>>>>>

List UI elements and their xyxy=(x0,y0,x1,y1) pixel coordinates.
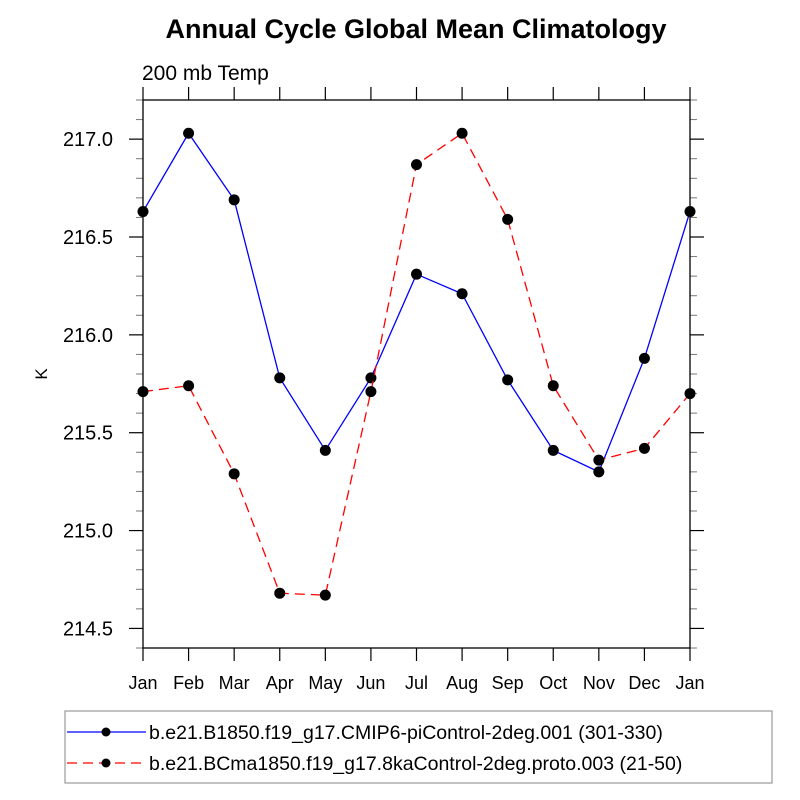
series-line xyxy=(142,132,691,596)
x-tick-label: Sep xyxy=(492,673,524,693)
legend-label: b.e21.BCma1850.f19_g17.8kaControl-2deg.p… xyxy=(149,753,682,775)
x-tick-label: May xyxy=(308,673,342,693)
legend-box xyxy=(64,710,773,784)
legend-item: b.e21.BCma1850.f19_g17.8kaControl-2deg.p… xyxy=(67,753,682,775)
x-tick-label: Oct xyxy=(539,673,567,693)
data-point xyxy=(638,352,650,364)
y-tick-label: 214.5 xyxy=(63,618,113,640)
data-point xyxy=(411,268,422,280)
y-tick-label: 215.0 xyxy=(63,521,113,543)
data-point xyxy=(183,127,195,139)
series-layer xyxy=(137,127,696,601)
series-line xyxy=(142,132,691,473)
axis-ticks xyxy=(129,87,704,661)
x-tick-label: Apr xyxy=(266,673,294,693)
y-axis-label: K xyxy=(32,368,51,380)
data-point xyxy=(274,372,286,384)
data-point xyxy=(228,468,240,480)
y-tick-labels: 214.5 215.0 215.5 216.0 216.5 217.0 xyxy=(63,129,113,640)
data-point xyxy=(502,213,514,225)
x-tick-label: Jul xyxy=(405,673,428,693)
data-point xyxy=(547,444,559,456)
legend-item: b.e21.B1850.f19_g17.CMIP6-piControl-2deg… xyxy=(67,722,663,744)
y-tick-label: 215.5 xyxy=(63,423,113,445)
data-point xyxy=(319,444,331,456)
series-1 xyxy=(137,127,696,478)
legend-marker xyxy=(101,758,111,768)
y-tick-label: 216.0 xyxy=(63,325,113,347)
data-point xyxy=(638,442,650,454)
data-point xyxy=(593,466,605,478)
y-tick-label: 216.5 xyxy=(63,227,113,249)
data-point xyxy=(502,374,514,386)
data-point xyxy=(593,454,605,466)
legend-marker xyxy=(101,727,111,737)
data-point xyxy=(547,380,559,392)
chart-subtitle: 200 mb Temp xyxy=(142,62,269,85)
x-tick-label: Nov xyxy=(583,673,615,693)
y-tick-label: 217.0 xyxy=(63,129,113,151)
x-tick-label: Aug xyxy=(446,673,478,693)
x-tick-label: Jan xyxy=(128,673,157,693)
data-point xyxy=(365,372,377,384)
plot-frame xyxy=(142,99,691,649)
chart-title: Annual Cycle Global Mean Climatology xyxy=(165,14,666,44)
data-point xyxy=(274,587,286,599)
data-point xyxy=(411,159,422,171)
legend: b.e21.B1850.f19_g17.CMIP6-piControl-2deg… xyxy=(64,710,773,784)
x-tick-label: Dec xyxy=(628,673,660,693)
data-point xyxy=(456,288,468,300)
data-point xyxy=(456,127,468,139)
legend-label: b.e21.B1850.f19_g17.CMIP6-piControl-2deg… xyxy=(149,722,663,744)
data-point xyxy=(228,194,240,206)
data-point xyxy=(183,380,195,392)
x-tick-label: Feb xyxy=(173,673,204,693)
series-2 xyxy=(137,127,696,601)
x-tick-labels: Jan Feb Mar Apr May Jun Jul Aug Sep Oct Nov Dec Jan xyxy=(128,673,704,693)
x-tick-label: Jun xyxy=(356,673,385,693)
x-tick-label: Jan xyxy=(675,673,704,693)
data-point xyxy=(365,386,377,398)
x-tick-label: Mar xyxy=(219,673,250,693)
data-point xyxy=(319,589,331,601)
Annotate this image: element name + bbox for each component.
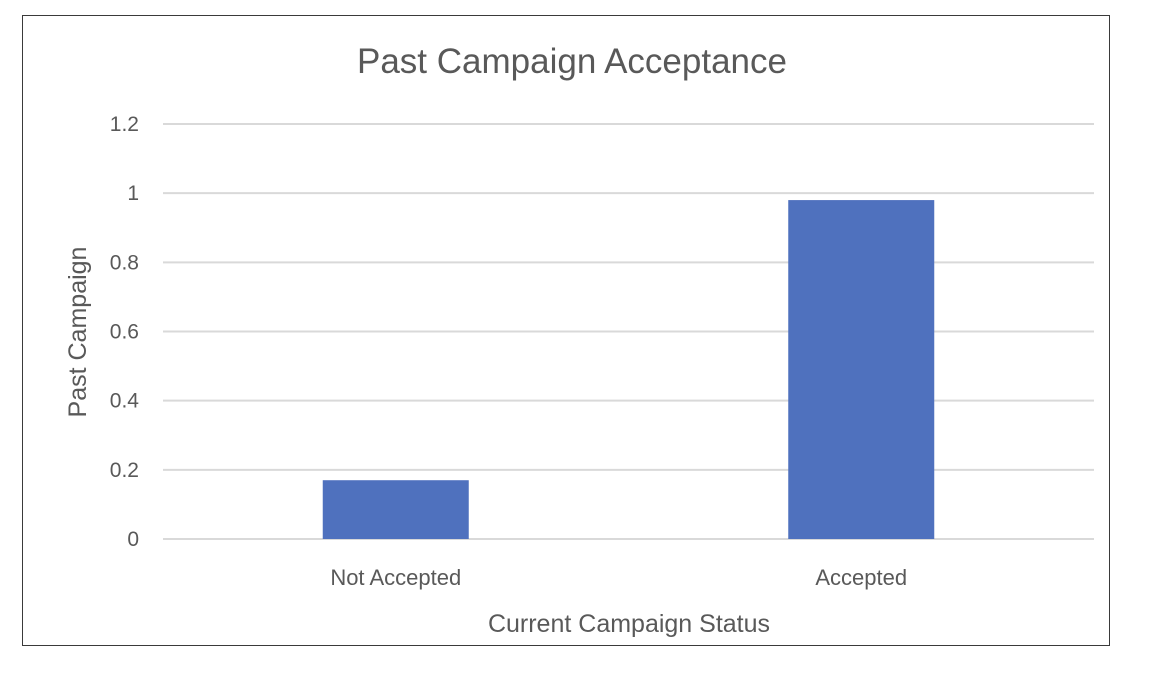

<<<<<

• **YOUR TASK**
Copy every line of the items above word for word, leaving out the pictures.

• **COMPLETED TASK**
List UI elements and their xyxy=(x0,y0,x1,y1) pixel coordinates.
series-line xyxy=(142,132,691,596)
x-tick-label: Sep xyxy=(492,673,524,693)
legend-label: b.e21.BCma1850.f19_g17.8kaControl-2deg.p… xyxy=(149,753,682,775)
x-tick-label: May xyxy=(308,673,342,693)
legend-box xyxy=(64,710,773,784)
legend-item: b.e21.BCma1850.f19_g17.8kaControl-2deg.p… xyxy=(67,753,682,775)
x-tick-label: Oct xyxy=(539,673,567,693)
data-point xyxy=(638,352,650,364)
y-tick-label: 214.5 xyxy=(63,618,113,640)
data-point xyxy=(411,268,422,280)
y-tick-label: 215.0 xyxy=(63,521,113,543)
data-point xyxy=(183,127,195,139)
series-layer xyxy=(137,127,696,601)
series-line xyxy=(142,132,691,473)
axis-ticks xyxy=(129,87,704,661)
x-tick-label: Apr xyxy=(266,673,294,693)
y-axis-label: K xyxy=(32,368,51,380)
data-point xyxy=(274,372,286,384)
data-point xyxy=(228,468,240,480)
y-tick-labels: 214.5 215.0 215.5 216.0 216.5 217.0 xyxy=(63,129,113,640)
data-point xyxy=(502,213,514,225)
x-tick-label: Jul xyxy=(405,673,428,693)
data-point xyxy=(547,444,559,456)
legend-item: b.e21.B1850.f19_g17.CMIP6-piControl-2deg… xyxy=(67,722,663,744)
y-tick-label: 215.5 xyxy=(63,423,113,445)
data-point xyxy=(319,444,331,456)
series-1 xyxy=(137,127,696,478)
legend-marker xyxy=(101,758,111,768)
y-tick-label: 216.0 xyxy=(63,325,113,347)
data-point xyxy=(638,442,650,454)
data-point xyxy=(593,466,605,478)
y-tick-label: 216.5 xyxy=(63,227,113,249)
data-point xyxy=(502,374,514,386)
data-point xyxy=(593,454,605,466)
legend-marker xyxy=(101,727,111,737)
data-point xyxy=(547,380,559,392)
chart-subtitle: 200 mb Temp xyxy=(142,62,269,85)
x-tick-label: Nov xyxy=(583,673,615,693)
y-tick-label: 217.0 xyxy=(63,129,113,151)
x-tick-label: Aug xyxy=(446,673,478,693)
x-tick-label: Jan xyxy=(128,673,157,693)
data-point xyxy=(365,372,377,384)
plot-frame xyxy=(142,99,691,649)
chart-title: Annual Cycle Global Mean Climatology xyxy=(165,14,666,44)
data-point xyxy=(274,587,286,599)
data-point xyxy=(411,159,422,171)
legend: b.e21.B1850.f19_g17.CMIP6-piControl-2deg… xyxy=(64,710,773,784)
x-tick-label: Dec xyxy=(628,673,660,693)
data-point xyxy=(456,288,468,300)
data-point xyxy=(456,127,468,139)
legend-label: b.e21.B1850.f19_g17.CMIP6-piControl-2deg… xyxy=(149,722,663,744)
data-point xyxy=(228,194,240,206)
data-point xyxy=(183,380,195,392)
x-tick-label: Feb xyxy=(173,673,204,693)
series-2 xyxy=(137,127,696,601)
x-tick-labels: Jan Feb Mar Apr May Jun Jul Aug Sep Oct Nov Dec Jan xyxy=(128,673,704,693)
x-tick-label: Jun xyxy=(356,673,385,693)
x-tick-label: Jan xyxy=(675,673,704,693)
data-point xyxy=(365,386,377,398)
x-tick-label: Mar xyxy=(219,673,250,693)
data-point xyxy=(319,589,331,601)
Annotate this image: element name + bbox for each component.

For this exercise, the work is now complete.